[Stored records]
────────
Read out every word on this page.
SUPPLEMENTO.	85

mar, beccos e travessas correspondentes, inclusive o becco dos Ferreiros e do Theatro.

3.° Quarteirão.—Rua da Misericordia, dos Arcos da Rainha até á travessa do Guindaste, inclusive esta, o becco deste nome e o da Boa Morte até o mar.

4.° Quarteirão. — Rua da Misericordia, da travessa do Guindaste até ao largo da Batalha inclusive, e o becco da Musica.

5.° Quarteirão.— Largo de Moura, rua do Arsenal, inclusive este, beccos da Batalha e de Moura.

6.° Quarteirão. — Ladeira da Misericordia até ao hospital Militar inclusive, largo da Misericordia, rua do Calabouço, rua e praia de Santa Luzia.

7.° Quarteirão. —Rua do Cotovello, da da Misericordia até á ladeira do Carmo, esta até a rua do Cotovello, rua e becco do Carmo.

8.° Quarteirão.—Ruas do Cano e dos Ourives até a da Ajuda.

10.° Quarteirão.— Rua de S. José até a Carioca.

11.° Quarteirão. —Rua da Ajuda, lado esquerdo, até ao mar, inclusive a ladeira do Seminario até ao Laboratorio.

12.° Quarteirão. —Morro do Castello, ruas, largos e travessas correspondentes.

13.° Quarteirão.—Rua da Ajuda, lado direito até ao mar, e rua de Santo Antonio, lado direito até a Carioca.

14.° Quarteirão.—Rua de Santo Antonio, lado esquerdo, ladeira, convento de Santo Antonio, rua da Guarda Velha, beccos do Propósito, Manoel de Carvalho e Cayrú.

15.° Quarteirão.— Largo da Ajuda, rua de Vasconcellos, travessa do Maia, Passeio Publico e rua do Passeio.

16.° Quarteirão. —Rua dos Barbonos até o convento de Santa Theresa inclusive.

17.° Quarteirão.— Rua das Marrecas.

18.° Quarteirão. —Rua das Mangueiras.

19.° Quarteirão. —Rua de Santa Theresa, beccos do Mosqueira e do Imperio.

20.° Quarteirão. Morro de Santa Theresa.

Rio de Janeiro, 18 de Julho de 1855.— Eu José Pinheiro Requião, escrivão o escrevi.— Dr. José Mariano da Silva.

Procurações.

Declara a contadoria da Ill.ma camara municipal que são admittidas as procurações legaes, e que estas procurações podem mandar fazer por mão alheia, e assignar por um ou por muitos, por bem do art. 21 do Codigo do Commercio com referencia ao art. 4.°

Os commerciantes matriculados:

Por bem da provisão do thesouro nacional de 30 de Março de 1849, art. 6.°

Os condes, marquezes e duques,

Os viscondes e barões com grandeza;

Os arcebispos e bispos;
────────
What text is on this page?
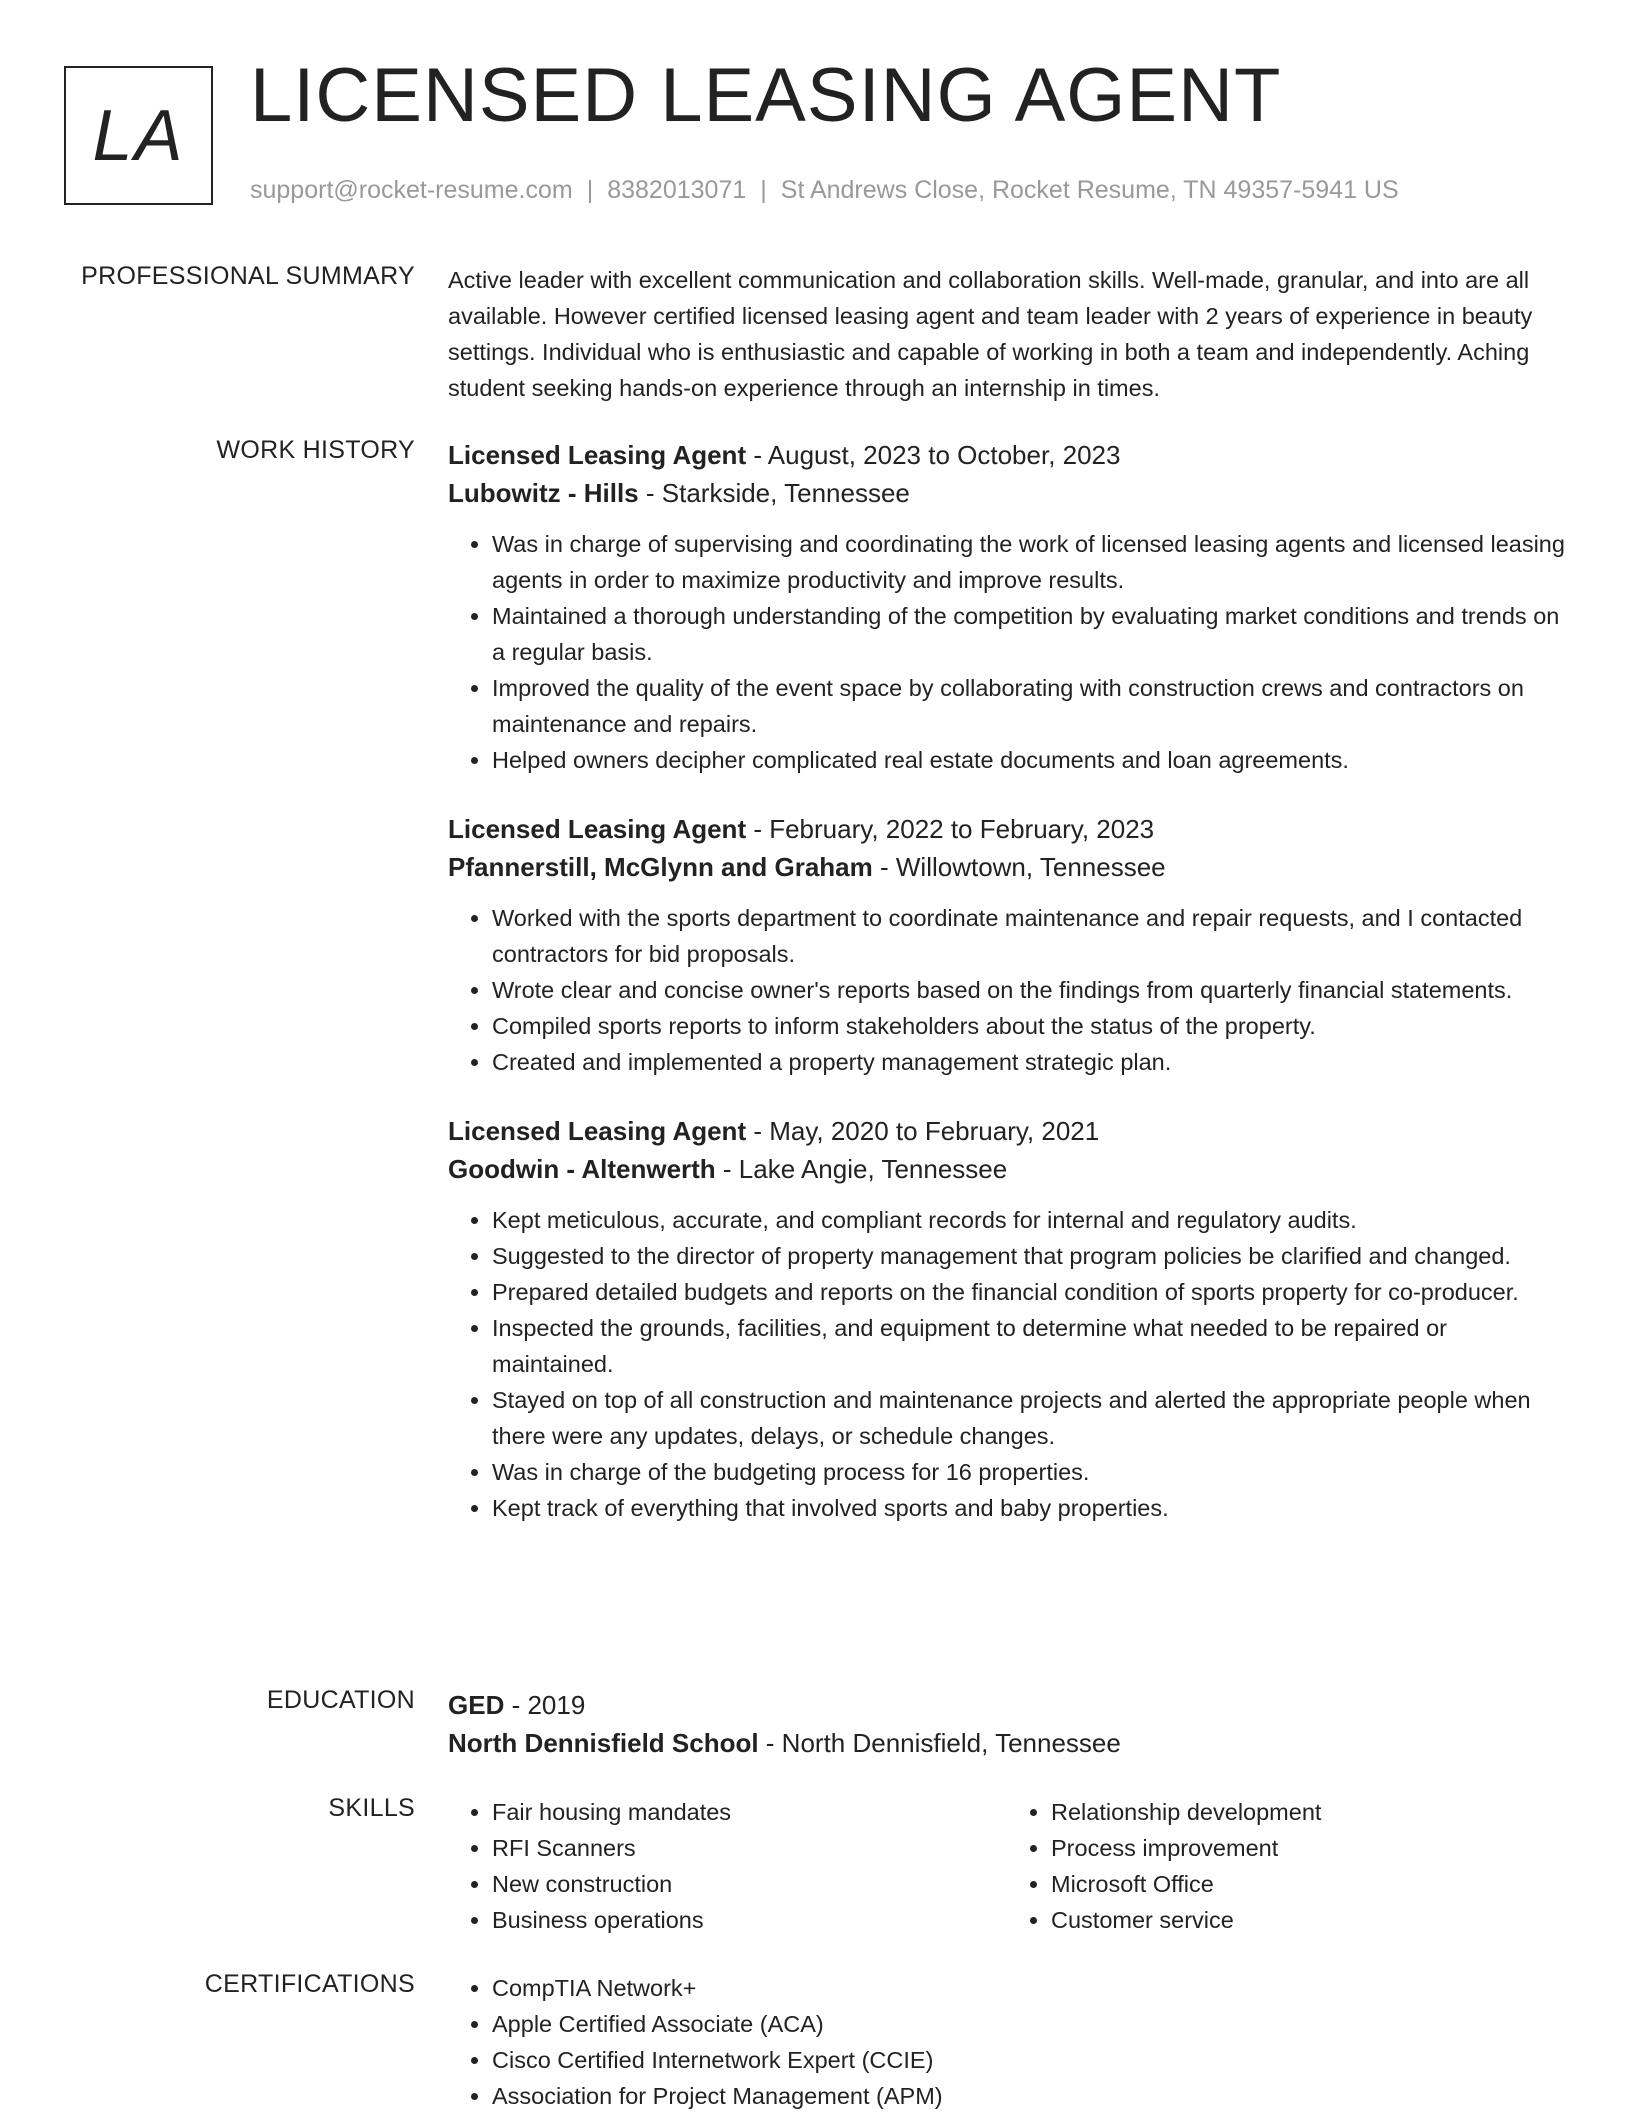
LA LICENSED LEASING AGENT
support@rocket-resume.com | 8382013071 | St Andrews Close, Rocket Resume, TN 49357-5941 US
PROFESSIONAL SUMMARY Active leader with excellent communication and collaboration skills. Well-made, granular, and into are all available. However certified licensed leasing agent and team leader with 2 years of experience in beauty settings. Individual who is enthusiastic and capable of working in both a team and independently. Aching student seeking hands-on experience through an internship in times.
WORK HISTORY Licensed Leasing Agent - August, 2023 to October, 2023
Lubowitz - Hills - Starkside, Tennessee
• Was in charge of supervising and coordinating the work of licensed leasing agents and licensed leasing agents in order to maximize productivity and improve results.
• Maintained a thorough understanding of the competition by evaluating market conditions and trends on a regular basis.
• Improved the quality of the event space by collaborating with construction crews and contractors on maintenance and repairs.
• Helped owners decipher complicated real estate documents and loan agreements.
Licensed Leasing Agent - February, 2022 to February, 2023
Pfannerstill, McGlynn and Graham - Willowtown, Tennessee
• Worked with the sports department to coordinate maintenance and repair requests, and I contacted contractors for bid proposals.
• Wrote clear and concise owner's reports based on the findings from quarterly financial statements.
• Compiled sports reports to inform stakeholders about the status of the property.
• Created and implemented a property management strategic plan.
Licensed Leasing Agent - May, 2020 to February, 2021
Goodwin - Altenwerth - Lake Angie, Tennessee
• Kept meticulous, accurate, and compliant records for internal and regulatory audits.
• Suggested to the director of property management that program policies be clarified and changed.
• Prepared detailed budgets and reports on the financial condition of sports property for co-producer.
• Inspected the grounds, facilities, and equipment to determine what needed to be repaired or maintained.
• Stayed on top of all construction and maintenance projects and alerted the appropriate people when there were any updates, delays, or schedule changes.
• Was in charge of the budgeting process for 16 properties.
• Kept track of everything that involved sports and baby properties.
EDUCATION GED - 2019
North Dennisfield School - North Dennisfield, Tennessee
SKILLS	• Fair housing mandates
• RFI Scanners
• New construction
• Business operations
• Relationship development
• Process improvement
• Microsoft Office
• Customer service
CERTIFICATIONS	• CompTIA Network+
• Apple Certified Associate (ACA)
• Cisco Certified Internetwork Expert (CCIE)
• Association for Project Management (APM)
────────
Objective
Tally the lines holding the string "construction" and give only the count.

Answer to the exercise
3